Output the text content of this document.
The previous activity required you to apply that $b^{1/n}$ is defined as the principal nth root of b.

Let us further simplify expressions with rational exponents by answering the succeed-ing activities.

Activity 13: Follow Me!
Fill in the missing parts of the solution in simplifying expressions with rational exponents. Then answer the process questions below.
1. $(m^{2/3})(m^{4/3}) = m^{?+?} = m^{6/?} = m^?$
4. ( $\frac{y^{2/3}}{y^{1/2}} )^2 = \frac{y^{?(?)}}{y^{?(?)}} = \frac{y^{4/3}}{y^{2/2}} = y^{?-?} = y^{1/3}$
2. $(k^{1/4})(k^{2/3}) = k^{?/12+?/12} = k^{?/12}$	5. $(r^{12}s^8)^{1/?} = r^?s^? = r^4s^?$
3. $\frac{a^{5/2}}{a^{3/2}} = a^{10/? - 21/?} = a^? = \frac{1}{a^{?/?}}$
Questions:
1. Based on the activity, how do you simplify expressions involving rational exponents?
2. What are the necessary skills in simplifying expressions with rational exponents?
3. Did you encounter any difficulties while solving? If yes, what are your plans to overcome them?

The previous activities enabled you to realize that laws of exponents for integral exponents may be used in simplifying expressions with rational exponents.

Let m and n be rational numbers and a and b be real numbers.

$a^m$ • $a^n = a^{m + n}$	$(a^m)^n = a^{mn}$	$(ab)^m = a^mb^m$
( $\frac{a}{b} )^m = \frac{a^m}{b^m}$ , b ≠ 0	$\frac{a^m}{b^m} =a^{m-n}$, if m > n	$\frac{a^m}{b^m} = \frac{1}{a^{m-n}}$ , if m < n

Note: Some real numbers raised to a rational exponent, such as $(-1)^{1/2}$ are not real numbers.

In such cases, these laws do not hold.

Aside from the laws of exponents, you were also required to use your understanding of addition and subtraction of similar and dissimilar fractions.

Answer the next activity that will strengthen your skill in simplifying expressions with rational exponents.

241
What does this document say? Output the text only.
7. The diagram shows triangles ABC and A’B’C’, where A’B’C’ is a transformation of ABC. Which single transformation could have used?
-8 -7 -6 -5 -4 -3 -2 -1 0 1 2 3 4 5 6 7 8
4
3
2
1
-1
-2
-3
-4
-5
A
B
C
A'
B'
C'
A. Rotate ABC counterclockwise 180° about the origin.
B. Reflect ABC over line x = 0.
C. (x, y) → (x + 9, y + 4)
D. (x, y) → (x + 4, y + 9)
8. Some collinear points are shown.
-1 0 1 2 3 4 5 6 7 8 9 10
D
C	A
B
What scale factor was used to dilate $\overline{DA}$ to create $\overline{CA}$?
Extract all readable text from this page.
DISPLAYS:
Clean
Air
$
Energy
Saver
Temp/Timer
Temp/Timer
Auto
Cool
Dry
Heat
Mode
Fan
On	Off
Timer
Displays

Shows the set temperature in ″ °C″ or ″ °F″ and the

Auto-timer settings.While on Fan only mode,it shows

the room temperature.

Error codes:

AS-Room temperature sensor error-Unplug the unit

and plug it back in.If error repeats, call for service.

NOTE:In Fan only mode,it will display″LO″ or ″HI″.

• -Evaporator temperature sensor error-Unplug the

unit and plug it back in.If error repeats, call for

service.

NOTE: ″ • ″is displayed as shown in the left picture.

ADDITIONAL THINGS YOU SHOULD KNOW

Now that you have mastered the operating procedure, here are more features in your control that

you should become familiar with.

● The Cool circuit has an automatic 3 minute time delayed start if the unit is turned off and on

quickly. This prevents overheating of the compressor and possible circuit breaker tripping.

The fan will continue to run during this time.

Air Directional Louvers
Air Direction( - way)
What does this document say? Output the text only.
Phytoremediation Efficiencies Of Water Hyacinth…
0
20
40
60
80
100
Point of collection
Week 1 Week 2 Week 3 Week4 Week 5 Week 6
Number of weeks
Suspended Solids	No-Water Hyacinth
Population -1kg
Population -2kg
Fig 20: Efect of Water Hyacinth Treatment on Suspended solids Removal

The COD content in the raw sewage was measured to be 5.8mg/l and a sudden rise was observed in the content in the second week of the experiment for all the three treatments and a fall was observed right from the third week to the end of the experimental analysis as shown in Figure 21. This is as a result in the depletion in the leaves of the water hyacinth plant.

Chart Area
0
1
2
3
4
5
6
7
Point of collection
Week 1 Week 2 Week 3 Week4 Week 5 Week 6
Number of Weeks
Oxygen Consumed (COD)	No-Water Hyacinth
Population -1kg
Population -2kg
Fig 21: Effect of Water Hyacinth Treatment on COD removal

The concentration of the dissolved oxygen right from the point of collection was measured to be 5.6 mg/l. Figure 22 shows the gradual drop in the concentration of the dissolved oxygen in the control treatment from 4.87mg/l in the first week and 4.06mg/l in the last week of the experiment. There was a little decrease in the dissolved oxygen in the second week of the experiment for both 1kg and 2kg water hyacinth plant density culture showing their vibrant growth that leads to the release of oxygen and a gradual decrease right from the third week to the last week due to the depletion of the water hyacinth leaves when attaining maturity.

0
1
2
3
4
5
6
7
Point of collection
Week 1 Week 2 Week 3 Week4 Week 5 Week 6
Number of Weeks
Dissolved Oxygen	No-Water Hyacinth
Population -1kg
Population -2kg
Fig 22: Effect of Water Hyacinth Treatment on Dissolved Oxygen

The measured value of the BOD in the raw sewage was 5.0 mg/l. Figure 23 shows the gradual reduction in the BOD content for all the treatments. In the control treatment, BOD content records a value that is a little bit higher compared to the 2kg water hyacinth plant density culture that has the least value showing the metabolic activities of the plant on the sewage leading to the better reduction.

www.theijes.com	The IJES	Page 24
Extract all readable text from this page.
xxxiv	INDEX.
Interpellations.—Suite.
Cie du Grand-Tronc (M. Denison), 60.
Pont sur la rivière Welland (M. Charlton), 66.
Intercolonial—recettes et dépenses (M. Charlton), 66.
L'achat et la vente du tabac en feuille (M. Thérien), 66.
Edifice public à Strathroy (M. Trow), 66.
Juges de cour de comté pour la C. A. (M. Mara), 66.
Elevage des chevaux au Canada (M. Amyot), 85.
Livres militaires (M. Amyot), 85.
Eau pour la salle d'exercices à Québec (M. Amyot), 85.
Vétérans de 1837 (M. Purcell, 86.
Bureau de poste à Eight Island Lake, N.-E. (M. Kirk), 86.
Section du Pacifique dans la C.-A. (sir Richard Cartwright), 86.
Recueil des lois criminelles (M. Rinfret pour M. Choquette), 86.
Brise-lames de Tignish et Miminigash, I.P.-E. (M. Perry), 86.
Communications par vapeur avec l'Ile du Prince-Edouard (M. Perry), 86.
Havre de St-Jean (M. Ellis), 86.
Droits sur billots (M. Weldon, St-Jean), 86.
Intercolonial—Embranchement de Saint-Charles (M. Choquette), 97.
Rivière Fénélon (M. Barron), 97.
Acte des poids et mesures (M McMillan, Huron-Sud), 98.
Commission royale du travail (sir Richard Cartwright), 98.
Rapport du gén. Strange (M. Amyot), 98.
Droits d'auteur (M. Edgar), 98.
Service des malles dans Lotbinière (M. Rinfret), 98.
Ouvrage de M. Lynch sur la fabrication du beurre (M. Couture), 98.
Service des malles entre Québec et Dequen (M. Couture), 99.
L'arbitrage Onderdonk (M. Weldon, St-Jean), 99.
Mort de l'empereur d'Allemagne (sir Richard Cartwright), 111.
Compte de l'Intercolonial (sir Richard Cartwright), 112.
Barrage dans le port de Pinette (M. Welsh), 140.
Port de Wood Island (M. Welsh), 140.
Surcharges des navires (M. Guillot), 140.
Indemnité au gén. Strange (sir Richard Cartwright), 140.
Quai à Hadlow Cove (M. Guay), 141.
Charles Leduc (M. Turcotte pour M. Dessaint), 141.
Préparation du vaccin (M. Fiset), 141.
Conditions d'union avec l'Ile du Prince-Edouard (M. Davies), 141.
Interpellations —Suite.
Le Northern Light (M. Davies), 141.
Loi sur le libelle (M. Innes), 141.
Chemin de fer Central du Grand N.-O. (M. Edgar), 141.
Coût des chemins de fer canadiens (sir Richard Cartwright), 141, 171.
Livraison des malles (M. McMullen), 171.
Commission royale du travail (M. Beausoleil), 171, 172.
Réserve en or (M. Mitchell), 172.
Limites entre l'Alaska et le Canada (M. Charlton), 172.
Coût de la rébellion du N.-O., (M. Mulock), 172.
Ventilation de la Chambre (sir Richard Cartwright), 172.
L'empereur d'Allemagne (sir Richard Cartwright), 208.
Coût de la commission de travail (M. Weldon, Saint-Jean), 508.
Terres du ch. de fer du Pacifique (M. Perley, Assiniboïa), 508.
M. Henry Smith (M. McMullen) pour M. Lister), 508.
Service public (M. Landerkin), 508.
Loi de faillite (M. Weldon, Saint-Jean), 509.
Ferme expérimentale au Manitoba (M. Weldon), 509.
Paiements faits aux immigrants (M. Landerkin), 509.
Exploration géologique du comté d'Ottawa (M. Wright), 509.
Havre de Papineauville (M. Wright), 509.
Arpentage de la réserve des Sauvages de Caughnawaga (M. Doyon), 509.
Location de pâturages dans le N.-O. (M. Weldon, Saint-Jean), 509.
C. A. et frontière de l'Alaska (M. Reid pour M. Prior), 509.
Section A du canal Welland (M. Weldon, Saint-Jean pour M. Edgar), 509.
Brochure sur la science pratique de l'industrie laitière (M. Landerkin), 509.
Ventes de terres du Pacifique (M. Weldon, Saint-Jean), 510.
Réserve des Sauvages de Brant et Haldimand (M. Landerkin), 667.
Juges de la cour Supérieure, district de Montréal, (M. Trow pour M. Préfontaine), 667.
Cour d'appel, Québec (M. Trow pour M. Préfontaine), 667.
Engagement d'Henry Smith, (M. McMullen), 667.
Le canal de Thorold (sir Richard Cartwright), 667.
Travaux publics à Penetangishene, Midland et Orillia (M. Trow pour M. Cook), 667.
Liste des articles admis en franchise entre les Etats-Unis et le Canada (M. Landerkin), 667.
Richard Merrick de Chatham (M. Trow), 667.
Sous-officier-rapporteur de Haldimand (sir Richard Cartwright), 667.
※ ※ ※
From the entries above, pull out each line that includes "Suite".

Interpellations.—Suite.
Interpellations —Suite.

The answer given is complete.